**WORK REQUIRED:** Look through the material and copy each line holding "series".
····················
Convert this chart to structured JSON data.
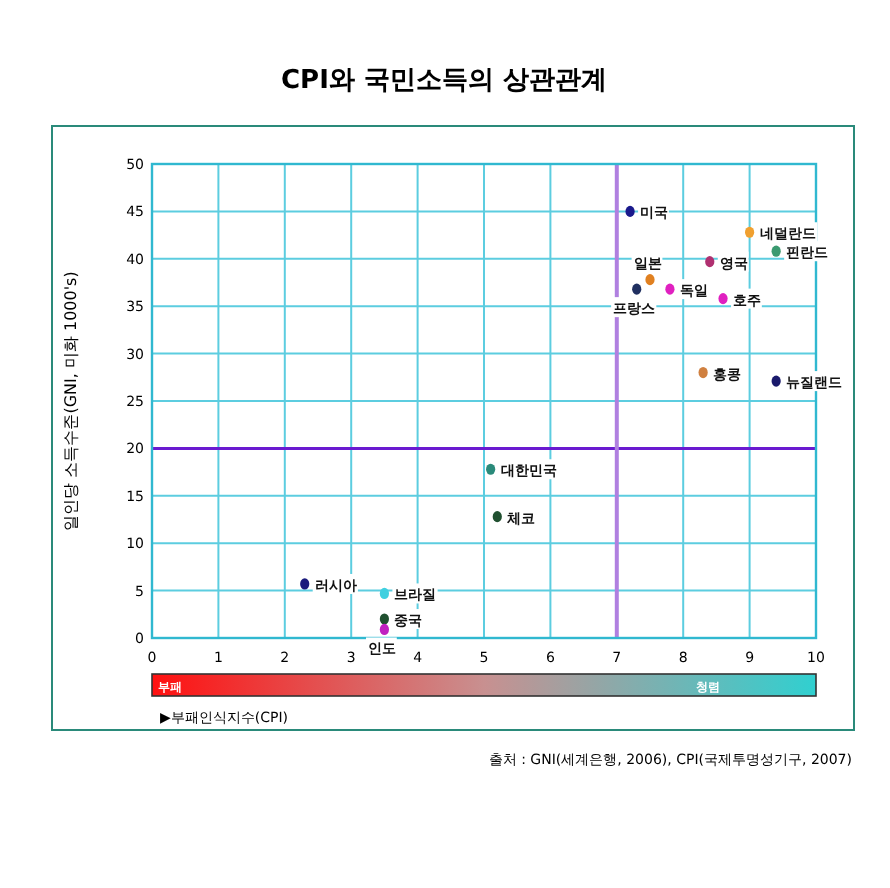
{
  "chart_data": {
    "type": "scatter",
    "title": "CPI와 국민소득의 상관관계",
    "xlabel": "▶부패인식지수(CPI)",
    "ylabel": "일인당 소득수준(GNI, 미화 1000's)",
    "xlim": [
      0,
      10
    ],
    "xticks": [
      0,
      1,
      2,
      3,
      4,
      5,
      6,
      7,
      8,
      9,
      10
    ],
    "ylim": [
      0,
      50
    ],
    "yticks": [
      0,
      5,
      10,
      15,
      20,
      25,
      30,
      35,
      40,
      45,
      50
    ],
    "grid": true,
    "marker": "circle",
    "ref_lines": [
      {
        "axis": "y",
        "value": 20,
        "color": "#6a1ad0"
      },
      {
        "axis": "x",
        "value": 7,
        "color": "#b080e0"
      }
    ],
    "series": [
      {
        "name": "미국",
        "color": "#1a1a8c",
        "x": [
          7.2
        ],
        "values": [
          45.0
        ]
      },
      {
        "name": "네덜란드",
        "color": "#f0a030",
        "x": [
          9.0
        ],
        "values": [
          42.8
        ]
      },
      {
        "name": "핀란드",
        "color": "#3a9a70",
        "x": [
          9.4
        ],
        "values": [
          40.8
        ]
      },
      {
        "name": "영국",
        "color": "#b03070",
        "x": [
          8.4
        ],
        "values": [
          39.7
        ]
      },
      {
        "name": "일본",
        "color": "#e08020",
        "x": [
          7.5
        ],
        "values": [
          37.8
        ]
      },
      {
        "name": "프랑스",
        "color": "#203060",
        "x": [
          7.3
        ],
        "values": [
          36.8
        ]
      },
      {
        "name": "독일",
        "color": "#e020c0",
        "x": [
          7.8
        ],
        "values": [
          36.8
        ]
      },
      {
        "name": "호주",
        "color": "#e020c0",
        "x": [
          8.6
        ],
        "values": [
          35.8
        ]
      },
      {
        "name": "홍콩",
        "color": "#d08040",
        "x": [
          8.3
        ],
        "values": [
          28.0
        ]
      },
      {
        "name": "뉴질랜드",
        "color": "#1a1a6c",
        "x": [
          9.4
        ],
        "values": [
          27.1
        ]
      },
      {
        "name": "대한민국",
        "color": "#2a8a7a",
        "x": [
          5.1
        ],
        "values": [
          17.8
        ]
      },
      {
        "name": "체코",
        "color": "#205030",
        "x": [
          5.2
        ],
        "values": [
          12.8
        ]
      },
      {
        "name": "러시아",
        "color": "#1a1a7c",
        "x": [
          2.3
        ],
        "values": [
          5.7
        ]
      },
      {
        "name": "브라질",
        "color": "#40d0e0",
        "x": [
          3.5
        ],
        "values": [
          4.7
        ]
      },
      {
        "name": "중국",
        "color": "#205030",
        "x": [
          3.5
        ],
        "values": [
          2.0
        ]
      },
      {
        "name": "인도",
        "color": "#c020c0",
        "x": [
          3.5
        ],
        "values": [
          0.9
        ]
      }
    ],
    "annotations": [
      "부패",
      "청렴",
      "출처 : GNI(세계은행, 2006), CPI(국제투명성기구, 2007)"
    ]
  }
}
····················
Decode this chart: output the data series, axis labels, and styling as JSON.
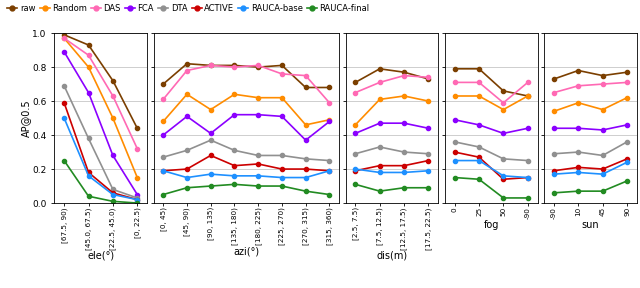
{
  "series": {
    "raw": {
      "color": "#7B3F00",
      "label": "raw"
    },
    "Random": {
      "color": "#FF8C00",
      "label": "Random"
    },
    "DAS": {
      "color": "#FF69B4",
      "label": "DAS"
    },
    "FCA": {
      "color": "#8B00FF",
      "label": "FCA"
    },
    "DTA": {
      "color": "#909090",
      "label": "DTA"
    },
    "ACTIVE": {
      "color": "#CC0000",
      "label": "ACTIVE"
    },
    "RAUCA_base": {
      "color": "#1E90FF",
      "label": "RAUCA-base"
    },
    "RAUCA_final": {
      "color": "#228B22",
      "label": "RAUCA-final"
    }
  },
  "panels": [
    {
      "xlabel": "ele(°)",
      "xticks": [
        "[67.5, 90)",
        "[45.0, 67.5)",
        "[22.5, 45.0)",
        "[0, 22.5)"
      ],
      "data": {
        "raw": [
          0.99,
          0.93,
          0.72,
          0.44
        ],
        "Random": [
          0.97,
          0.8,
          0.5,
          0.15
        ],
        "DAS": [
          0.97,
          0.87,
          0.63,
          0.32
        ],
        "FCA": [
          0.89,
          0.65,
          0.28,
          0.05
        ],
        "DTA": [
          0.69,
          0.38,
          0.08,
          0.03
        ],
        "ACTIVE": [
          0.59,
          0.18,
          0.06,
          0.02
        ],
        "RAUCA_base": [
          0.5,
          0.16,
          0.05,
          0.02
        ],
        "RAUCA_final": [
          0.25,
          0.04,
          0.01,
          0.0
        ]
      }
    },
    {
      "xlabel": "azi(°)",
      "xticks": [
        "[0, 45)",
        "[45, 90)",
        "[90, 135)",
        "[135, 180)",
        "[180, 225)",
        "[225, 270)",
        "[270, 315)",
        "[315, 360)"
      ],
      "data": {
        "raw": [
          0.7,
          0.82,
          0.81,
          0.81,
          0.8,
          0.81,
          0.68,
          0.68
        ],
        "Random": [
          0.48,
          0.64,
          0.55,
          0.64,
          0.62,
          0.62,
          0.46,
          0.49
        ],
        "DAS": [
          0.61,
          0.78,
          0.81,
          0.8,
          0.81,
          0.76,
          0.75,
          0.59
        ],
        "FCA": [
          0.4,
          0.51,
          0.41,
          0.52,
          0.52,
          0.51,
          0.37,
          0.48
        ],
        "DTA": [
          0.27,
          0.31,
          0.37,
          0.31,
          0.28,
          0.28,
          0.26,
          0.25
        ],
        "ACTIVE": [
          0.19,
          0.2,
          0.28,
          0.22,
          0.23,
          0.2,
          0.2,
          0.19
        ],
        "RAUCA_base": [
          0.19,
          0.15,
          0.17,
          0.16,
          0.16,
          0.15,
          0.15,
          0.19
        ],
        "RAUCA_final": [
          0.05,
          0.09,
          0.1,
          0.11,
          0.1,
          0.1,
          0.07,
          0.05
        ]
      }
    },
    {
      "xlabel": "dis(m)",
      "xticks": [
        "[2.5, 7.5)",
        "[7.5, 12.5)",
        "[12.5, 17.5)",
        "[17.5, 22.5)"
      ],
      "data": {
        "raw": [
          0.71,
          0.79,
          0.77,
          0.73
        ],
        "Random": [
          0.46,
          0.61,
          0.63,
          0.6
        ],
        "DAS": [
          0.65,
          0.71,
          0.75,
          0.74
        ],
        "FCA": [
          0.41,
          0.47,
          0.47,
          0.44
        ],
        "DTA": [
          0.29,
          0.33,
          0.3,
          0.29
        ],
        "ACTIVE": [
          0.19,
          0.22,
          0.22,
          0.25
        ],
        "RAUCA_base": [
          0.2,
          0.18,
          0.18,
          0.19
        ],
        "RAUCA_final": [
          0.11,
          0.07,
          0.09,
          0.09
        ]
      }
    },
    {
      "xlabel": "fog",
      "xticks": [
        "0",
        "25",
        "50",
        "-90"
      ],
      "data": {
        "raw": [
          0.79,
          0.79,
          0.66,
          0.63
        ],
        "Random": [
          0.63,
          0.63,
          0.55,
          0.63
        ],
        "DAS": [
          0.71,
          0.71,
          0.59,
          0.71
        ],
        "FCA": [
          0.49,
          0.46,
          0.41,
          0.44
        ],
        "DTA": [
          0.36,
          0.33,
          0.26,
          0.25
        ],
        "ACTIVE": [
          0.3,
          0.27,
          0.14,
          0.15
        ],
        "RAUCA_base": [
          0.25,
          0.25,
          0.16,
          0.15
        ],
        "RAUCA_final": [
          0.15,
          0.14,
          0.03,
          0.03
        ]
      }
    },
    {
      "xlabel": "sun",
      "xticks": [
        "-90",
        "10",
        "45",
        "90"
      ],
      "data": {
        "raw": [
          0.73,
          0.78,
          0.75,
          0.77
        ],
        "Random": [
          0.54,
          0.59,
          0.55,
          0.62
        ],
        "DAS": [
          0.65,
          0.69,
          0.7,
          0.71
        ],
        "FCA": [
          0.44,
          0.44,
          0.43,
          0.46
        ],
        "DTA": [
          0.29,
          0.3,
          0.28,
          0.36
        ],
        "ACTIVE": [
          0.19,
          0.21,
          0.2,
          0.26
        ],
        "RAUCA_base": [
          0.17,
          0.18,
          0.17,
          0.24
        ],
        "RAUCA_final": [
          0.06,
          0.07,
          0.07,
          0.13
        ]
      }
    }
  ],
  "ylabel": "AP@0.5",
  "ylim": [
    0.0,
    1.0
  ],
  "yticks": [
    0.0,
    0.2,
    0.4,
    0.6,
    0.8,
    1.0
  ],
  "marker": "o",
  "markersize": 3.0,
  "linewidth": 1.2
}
····················
**ANSWER IN FULL:**
    "series": [
Decode this chart: output the data series, axis labels, and styling as JSON.
  "series": {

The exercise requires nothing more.